▶ **Written request**
Pick out every line of the entries below where "COMPRESSIVE" occurs, and copy those lines.

•••••

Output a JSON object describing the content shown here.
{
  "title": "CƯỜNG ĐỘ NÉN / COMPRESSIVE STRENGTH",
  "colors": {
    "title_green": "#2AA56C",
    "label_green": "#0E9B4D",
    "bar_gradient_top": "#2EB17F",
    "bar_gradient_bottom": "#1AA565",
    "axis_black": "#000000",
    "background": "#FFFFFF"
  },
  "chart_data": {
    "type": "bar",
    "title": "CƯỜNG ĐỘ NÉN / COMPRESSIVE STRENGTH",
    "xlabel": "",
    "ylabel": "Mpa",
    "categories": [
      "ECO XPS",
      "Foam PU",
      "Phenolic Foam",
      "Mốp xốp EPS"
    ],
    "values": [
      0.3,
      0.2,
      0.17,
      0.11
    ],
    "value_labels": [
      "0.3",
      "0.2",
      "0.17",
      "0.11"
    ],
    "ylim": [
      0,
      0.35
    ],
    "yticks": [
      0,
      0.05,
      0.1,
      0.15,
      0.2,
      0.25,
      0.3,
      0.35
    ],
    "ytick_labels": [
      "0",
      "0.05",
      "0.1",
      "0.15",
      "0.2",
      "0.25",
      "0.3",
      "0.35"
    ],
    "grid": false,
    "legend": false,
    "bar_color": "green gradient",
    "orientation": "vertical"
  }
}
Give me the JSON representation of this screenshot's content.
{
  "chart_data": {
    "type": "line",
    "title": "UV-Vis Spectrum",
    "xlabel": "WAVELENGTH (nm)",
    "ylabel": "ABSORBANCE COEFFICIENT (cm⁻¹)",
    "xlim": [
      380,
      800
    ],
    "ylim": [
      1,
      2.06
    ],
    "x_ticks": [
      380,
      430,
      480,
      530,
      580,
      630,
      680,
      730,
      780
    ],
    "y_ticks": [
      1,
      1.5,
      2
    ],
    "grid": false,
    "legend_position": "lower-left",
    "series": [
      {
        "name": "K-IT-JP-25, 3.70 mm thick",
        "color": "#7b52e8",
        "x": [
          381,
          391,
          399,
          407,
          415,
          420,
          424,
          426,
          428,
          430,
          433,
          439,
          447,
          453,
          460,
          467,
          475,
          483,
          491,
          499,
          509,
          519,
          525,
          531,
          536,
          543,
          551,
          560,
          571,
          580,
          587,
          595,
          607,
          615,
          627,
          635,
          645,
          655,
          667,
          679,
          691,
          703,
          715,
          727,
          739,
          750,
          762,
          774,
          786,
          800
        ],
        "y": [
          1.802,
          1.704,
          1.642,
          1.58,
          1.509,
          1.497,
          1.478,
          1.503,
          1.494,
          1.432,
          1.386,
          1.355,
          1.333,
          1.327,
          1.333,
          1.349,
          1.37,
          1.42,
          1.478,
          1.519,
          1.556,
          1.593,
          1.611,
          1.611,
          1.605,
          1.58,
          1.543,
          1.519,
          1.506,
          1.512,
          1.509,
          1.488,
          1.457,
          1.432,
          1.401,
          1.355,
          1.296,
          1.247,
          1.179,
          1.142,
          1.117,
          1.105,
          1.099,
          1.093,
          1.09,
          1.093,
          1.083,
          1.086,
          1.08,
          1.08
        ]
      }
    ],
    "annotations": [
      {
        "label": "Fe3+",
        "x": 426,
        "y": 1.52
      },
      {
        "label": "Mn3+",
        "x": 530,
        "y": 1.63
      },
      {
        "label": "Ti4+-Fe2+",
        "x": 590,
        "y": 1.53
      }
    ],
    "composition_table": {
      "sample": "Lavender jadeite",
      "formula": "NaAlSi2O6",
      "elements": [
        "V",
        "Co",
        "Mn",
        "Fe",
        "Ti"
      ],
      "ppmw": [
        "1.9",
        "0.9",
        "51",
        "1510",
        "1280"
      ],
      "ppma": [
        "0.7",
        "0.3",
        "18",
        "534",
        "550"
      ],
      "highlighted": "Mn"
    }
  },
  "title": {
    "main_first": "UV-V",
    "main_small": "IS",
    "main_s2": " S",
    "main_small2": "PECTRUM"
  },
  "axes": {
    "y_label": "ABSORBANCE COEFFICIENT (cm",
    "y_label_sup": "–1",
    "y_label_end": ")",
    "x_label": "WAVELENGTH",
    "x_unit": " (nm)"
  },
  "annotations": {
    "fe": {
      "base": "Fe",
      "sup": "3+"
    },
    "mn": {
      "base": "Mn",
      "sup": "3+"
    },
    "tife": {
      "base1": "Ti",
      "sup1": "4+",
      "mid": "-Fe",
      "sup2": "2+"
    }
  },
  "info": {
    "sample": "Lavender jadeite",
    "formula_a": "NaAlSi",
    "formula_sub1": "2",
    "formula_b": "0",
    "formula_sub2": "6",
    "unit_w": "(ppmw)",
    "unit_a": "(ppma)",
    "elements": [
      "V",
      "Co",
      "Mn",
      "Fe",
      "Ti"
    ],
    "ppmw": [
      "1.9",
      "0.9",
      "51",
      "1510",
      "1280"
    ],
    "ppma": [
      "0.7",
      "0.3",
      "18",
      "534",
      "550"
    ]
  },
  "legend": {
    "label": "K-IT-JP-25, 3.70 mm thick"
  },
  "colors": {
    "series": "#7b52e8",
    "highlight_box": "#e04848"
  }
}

•••••

▶ **Solution**
  "title": "CƯỜNG ĐỘ NÉN / COMPRESSIVE STRENGTH",
    "title": "CƯỜNG ĐỘ NÉN / COMPRESSIVE STRENGTH",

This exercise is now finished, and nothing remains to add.